TASK: Which lines hold the word "Mount"? Copy each of them.
— Begin RAW RECORDS —
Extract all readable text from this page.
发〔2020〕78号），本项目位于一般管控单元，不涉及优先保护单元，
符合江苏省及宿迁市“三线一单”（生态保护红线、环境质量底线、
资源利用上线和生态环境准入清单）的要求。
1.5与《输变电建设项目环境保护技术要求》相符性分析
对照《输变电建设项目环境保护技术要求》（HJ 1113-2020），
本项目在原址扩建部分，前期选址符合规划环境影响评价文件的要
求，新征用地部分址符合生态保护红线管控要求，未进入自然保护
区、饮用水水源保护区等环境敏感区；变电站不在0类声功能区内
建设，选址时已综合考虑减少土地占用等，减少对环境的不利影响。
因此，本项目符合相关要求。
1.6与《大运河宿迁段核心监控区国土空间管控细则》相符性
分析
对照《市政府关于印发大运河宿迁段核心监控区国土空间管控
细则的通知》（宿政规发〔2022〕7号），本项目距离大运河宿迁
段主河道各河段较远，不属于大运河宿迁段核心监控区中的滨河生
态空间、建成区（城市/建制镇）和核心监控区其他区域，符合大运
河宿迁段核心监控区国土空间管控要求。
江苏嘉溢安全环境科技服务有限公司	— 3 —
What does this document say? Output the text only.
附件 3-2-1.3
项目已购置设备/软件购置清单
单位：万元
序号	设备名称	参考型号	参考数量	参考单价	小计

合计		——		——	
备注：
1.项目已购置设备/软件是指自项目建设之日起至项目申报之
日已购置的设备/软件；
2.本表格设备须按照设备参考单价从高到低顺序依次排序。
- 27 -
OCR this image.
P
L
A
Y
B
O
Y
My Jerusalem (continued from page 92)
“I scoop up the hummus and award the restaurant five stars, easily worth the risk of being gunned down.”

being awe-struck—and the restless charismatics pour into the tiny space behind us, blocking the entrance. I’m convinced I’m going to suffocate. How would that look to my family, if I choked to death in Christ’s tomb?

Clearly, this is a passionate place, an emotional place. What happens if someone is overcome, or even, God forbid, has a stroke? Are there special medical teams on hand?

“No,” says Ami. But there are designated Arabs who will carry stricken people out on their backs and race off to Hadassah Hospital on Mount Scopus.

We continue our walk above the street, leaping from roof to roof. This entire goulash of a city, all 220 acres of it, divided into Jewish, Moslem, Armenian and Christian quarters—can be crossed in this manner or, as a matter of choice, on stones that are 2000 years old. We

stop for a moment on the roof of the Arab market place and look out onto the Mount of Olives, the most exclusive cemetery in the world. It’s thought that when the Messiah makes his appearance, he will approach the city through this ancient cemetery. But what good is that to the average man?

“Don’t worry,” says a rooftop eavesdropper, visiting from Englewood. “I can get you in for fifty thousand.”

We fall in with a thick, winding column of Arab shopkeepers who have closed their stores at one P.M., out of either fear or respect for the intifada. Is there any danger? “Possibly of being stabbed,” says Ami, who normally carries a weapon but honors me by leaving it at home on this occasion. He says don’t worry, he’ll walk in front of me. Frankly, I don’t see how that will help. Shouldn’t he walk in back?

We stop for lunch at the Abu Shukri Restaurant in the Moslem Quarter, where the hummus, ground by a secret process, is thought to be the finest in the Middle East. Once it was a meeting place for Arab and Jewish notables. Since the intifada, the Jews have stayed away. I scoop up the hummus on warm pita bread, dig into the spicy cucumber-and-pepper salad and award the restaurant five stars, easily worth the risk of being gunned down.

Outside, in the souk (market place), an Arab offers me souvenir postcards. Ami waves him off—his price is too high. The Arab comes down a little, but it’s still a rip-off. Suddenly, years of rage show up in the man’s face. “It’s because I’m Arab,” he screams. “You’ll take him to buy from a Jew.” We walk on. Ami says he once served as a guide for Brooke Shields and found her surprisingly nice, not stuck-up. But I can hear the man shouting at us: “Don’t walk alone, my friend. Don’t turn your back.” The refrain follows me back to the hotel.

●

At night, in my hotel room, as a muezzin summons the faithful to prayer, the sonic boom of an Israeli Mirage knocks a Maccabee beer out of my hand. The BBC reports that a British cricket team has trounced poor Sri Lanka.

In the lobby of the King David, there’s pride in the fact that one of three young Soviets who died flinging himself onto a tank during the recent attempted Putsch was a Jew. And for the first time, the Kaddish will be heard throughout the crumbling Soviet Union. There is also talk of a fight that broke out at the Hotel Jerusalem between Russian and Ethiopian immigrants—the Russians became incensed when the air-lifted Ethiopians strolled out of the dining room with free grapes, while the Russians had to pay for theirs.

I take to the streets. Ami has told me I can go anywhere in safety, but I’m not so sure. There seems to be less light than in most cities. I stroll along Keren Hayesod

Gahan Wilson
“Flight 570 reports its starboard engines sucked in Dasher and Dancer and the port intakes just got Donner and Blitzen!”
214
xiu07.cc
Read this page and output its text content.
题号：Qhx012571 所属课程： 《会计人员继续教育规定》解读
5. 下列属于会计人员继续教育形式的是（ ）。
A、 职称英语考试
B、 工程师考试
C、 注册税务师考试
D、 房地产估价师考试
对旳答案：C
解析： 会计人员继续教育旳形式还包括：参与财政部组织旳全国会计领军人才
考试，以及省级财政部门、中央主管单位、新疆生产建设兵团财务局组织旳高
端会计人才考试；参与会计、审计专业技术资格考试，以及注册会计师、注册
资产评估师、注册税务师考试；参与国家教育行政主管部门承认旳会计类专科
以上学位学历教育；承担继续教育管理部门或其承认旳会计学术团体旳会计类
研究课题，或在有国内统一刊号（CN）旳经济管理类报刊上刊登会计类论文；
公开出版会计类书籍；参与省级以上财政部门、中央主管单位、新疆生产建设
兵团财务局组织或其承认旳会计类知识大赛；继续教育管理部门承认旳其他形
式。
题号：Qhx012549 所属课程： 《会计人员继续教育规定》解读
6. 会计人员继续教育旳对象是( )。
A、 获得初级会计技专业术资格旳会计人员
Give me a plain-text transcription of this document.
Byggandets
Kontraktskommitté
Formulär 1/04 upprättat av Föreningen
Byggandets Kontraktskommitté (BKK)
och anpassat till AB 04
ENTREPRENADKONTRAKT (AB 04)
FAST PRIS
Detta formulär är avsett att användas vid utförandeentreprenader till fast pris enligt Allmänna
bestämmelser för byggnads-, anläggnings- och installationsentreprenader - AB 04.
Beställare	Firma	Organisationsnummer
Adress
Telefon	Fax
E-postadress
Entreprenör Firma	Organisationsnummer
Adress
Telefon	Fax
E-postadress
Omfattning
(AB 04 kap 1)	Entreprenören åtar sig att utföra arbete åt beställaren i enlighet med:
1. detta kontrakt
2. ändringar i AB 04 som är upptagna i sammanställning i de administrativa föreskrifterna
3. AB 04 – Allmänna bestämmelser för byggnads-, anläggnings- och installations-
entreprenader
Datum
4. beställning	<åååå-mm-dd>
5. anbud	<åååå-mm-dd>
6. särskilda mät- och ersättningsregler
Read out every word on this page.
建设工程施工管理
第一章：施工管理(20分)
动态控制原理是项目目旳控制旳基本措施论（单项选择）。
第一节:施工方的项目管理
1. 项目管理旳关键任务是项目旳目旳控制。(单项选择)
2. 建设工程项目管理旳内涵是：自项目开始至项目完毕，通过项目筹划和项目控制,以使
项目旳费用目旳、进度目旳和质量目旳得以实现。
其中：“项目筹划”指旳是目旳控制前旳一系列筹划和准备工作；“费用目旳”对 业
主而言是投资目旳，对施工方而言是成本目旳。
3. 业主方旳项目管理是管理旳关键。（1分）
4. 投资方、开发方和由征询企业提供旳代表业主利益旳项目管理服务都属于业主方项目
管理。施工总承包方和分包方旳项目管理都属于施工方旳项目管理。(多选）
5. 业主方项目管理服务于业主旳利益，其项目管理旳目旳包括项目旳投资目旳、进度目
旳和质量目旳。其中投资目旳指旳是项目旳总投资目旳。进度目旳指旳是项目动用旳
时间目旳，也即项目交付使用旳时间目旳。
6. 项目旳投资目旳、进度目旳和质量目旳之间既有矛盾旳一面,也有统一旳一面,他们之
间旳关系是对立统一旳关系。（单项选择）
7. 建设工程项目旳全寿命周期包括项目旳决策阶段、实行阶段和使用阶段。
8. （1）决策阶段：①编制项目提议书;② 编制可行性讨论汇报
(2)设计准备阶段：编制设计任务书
— End RAW RECORDS —
WORKED ANSWER:
“No,” says Ami. But there are designated Arabs who will carry stricken people out on their backs and race off to Hadassah Hospital on Mount Scopus.
stop for a moment on the roof of the Arab market place and look out onto the Mount of Olives, the most exclusive cemetery in the world. It’s thought that when the Messiah makes his appearance, he will approach the city through this ancient cemetery. But what good is that to the average man?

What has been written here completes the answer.